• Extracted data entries
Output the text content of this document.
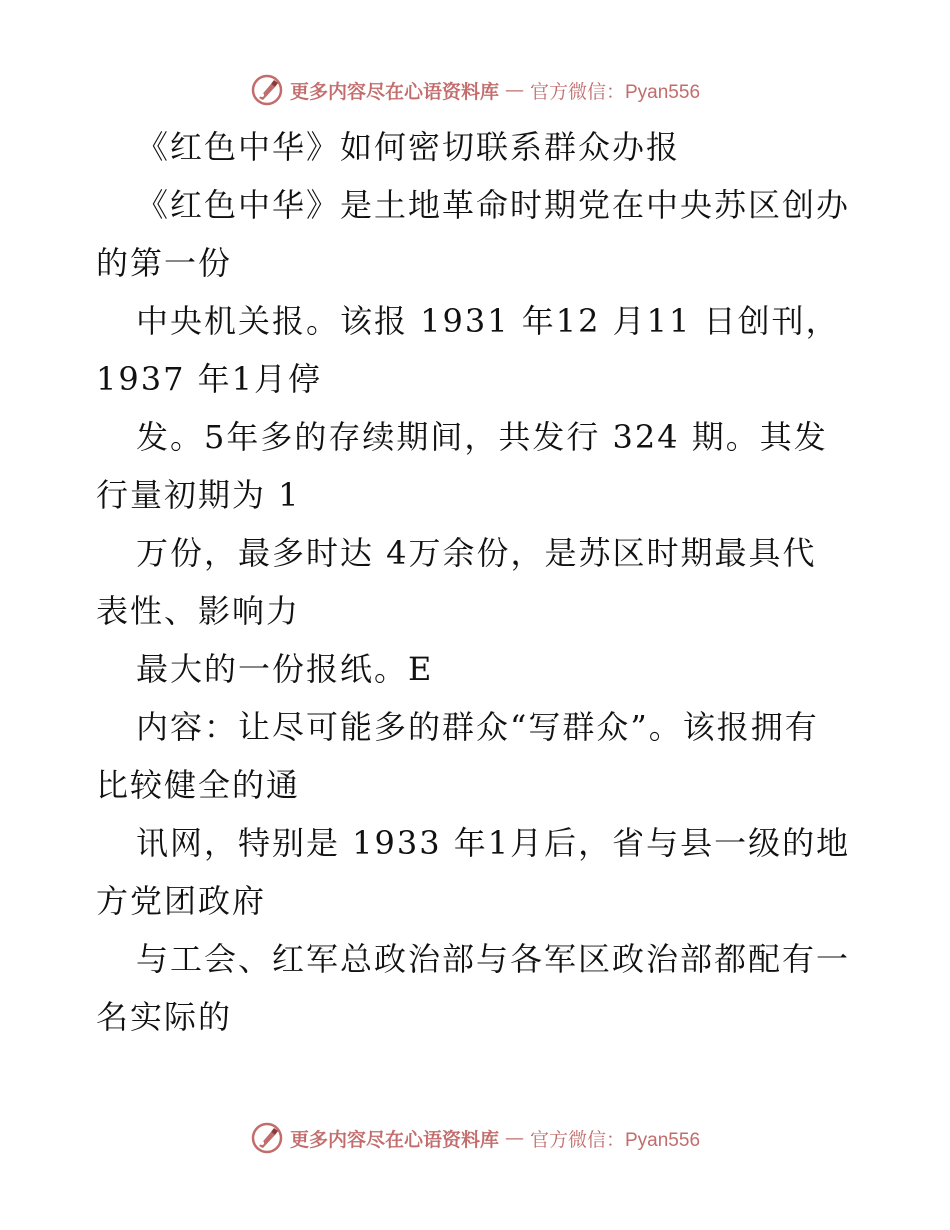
更多内容尽在心语资料库 — 官方微信：Pyan556
《红色中华》如何密切联系群众办报
《红色中华》是土地革命时期党在中央苏区创办
的第一份
中央机关报。该报 1931 年12 月11 日创刊，
1937 年1月停
发。5年多的存续期间，共发行 324 期。其发
行量初期为 1
万份，最多时达 4万余份，是苏区时期最具代
表性、影响力
最大的一份报纸。E
内容：让尽可能多的群众“写群众”。该报拥有
比较健全的通
讯网，特别是 1933 年1月后，省与县一级的地
方党团政府
与工会、红军总政治部与各军区政治部都配有一
名实际的
更多内容尽在心语资料库 — 官方微信：Pyan556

• WHAT IS ASKED
Write every entry out again exactly, dropping the pictures.

• SOLUTION BELOW
Output the text content of this document.
更多内容尽在心语资料库 — 官方微信：Pyan556
《红色中华》如何密切联系群众办报
《红色中华》是土地革命时期党在中央苏区创办
的第一份
中央机关报。该报 1931 年12 月11 日创刊，
1937 年1月停
发。5年多的存续期间，共发行 324 期。其发
行量初期为 1
万份，最多时达 4万余份，是苏区时期最具代
表性、影响力
最大的一份报纸。E
内容：让尽可能多的群众“写群众”。该报拥有
比较健全的通
讯网，特别是 1933 年1月后，省与县一级的地
方党团政府
与工会、红军总政治部与各军区政治部都配有一
名实际的
更多内容尽在心语资料库 — 官方微信：Pyan556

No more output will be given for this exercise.